(Collected data)
_____

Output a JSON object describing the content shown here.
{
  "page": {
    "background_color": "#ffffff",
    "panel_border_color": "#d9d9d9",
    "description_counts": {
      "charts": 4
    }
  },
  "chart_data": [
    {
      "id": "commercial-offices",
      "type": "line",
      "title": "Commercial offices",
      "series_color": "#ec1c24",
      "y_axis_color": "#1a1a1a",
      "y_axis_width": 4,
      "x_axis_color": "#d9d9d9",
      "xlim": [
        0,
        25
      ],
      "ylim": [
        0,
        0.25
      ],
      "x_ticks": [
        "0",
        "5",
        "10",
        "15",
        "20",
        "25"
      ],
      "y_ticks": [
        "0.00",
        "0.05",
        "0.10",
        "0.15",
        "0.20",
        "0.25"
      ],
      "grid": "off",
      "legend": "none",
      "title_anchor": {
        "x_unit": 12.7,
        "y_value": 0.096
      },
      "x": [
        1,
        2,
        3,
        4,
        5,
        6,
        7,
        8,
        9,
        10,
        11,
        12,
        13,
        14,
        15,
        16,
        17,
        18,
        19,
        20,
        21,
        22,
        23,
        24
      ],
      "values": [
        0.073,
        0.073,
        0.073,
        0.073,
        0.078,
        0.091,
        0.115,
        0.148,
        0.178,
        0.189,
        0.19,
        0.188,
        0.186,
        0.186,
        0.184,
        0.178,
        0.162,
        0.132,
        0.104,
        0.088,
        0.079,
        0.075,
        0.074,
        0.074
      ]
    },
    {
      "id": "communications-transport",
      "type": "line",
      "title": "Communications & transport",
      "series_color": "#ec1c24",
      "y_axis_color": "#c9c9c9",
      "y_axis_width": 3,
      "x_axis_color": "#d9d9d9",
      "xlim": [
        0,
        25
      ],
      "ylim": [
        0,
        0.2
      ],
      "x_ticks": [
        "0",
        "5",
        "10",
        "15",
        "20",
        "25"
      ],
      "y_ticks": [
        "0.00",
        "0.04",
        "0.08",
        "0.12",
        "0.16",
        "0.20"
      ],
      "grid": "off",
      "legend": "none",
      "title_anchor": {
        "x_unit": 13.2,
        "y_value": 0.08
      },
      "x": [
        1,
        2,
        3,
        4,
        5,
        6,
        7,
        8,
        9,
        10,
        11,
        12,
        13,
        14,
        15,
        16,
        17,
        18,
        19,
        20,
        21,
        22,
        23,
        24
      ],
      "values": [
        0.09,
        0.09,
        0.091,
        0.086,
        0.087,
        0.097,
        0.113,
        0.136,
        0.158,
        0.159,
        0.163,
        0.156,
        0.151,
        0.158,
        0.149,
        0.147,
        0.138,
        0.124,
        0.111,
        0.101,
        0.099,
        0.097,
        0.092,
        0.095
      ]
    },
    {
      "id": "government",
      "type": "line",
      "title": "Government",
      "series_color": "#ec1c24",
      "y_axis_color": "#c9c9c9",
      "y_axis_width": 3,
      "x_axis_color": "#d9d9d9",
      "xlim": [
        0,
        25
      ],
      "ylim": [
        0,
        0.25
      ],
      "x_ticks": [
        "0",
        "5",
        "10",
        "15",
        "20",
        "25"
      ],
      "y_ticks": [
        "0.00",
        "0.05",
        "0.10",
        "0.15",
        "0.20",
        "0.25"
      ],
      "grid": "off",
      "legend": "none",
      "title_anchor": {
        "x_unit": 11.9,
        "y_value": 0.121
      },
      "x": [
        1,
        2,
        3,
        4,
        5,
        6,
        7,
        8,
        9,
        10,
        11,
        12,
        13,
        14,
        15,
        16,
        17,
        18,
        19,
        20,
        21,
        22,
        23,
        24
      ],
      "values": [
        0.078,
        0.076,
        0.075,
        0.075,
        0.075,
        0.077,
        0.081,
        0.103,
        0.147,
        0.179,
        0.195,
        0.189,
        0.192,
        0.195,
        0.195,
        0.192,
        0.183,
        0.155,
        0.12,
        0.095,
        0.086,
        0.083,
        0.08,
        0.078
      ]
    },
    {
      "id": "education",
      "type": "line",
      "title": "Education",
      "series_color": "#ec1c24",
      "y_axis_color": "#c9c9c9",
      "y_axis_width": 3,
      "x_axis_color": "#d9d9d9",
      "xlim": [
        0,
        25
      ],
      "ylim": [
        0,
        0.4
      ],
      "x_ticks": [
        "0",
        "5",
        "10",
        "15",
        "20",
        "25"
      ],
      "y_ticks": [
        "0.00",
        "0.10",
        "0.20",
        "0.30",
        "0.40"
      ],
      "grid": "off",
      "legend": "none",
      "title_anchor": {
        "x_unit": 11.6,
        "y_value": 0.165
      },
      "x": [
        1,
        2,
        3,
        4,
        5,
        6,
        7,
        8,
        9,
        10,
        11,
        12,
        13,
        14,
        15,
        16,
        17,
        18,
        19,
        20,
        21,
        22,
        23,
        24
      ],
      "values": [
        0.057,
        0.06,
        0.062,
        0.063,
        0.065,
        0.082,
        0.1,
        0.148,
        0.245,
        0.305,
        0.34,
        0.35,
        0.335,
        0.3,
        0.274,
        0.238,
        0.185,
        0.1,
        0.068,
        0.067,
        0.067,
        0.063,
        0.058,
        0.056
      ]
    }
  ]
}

_____

YOUR OBJECTIVE:
All of the data above should be transcribed exactly.

ANSWER TO THE EXERCISE:
Output a JSON object describing the content shown here.
{
  "page": {
    "background_color": "#ffffff",
    "panel_border_color": "#d9d9d9",
    "description_counts": {
      "charts": 4
    }
  },
  "chart_data": [
    {
      "id": "commercial-offices",
      "type": "line",
      "title": "Commercial offices",
      "series_color": "#ec1c24",
      "y_axis_color": "#1a1a1a",
      "y_axis_width": 4,
      "x_axis_color": "#d9d9d9",
      "xlim": [
        0,
        25
      ],
      "ylim": [
        0,
        0.25
      ],
      "x_ticks": [
        "0",
        "5",
        "10",
        "15",
        "20",
        "25"
      ],
      "y_ticks": [
        "0.00",
        "0.05",
        "0.10",
        "0.15",
        "0.20",
        "0.25"
      ],
      "grid": "off",
      "legend": "none",
      "title_anchor": {
        "x_unit": 12.7,
        "y_value": 0.096
      },
      "x": [
        1,
        2,
        3,
        4,
        5,
        6,
        7,
        8,
        9,
        10,
        11,
        12,
        13,
        14,
        15,
        16,
        17,
        18,
        19,
        20,
        21,
        22,
        23,
        24
      ],
      "values": [
        0.073,
        0.073,
        0.073,
        0.073,
        0.078,
        0.091,
        0.115,
        0.148,
        0.178,
        0.189,
        0.19,
        0.188,
        0.186,
        0.186,
        0.184,
        0.178,
        0.162,
        0.132,
        0.104,
        0.088,
        0.079,
        0.075,
        0.074,
        0.074
      ]
    },
    {
      "id": "communications-transport",
      "type": "line",
      "title": "Communications & transport",
      "series_color": "#ec1c24",
      "y_axis_color": "#c9c9c9",
      "y_axis_width": 3,
      "x_axis_color": "#d9d9d9",
      "xlim": [
        0,
        25
      ],
      "ylim": [
        0,
        0.2
      ],
      "x_ticks": [
        "0",
        "5",
        "10",
        "15",
        "20",
        "25"
      ],
      "y_ticks": [
        "0.00",
        "0.04",
        "0.08",
        "0.12",
        "0.16",
        "0.20"
      ],
      "grid": "off",
      "legend": "none",
      "title_anchor": {
        "x_unit": 13.2,
        "y_value": 0.08
      },
      "x": [
        1,
        2,
        3,
        4,
        5,
        6,
        7,
        8,
        9,
        10,
        11,
        12,
        13,
        14,
        15,
        16,
        17,
        18,
        19,
        20,
        21,
        22,
        23,
        24
      ],
      "values": [
        0.09,
        0.09,
        0.091,
        0.086,
        0.087,
        0.097,
        0.113,
        0.136,
        0.158,
        0.159,
        0.163,
        0.156,
        0.151,
        0.158,
        0.149,
        0.147,
        0.138,
        0.124,
        0.111,
        0.101,
        0.099,
        0.097,
        0.092,
        0.095
      ]
    },
    {
      "id": "government",
      "type": "line",
      "title": "Government",
      "series_color": "#ec1c24",
      "y_axis_color": "#c9c9c9",
      "y_axis_width": 3,
      "x_axis_color": "#d9d9d9",
      "xlim": [
        0,
        25
      ],
      "ylim": [
        0,
        0.25
      ],
      "x_ticks": [
        "0",
        "5",
        "10",
        "15",
        "20",
        "25"
      ],
      "y_ticks": [
        "0.00",
        "0.05",
        "0.10",
        "0.15",
        "0.20",
        "0.25"
      ],
      "grid": "off",
      "legend": "none",
      "title_anchor": {
        "x_unit": 11.9,
        "y_value": 0.121
      },
      "x": [
        1,
        2,
        3,
        4,
        5,
        6,
        7,
        8,
        9,
        10,
        11,
        12,
        13,
        14,
        15,
        16,
        17,
        18,
        19,
        20,
        21,
        22,
        23,
        24
      ],
      "values": [
        0.078,
        0.076,
        0.075,
        0.075,
        0.075,
        0.077,
        0.081,
        0.103,
        0.147,
        0.179,
        0.195,
        0.189,
        0.192,
        0.195,
        0.195,
        0.192,
        0.183,
        0.155,
        0.12,
        0.095,
        0.086,
        0.083,
        0.08,
        0.078
      ]
    },
    {
      "id": "education",
      "type": "line",
      "title": "Education",
      "series_color": "#ec1c24",
      "y_axis_color": "#c9c9c9",
      "y_axis_width": 3,
      "x_axis_color": "#d9d9d9",
      "xlim": [
        0,
        25
      ],
      "ylim": [
        0,
        0.4
      ],
      "x_ticks": [
        "0",
        "5",
        "10",
        "15",
        "20",
        "25"
      ],
      "y_ticks": [
        "0.00",
        "0.10",
        "0.20",
        "0.30",
        "0.40"
      ],
      "grid": "off",
      "legend": "none",
      "title_anchor": {
        "x_unit": 11.6,
        "y_value": 0.165
      },
      "x": [
        1,
        2,
        3,
        4,
        5,
        6,
        7,
        8,
        9,
        10,
        11,
        12,
        13,
        14,
        15,
        16,
        17,
        18,
        19,
        20,
        21,
        22,
        23,
        24
      ],
      "values": [
        0.057,
        0.06,
        0.062,
        0.063,
        0.065,
        0.082,
        0.1,
        0.148,
        0.245,
        0.305,
        0.34,
        0.35,
        0.335,
        0.3,
        0.274,
        0.238,
        0.185,
        0.1,
        0.068,
        0.067,
        0.067,
        0.063,
        0.058,
        0.056
      ]
    }
  ]
}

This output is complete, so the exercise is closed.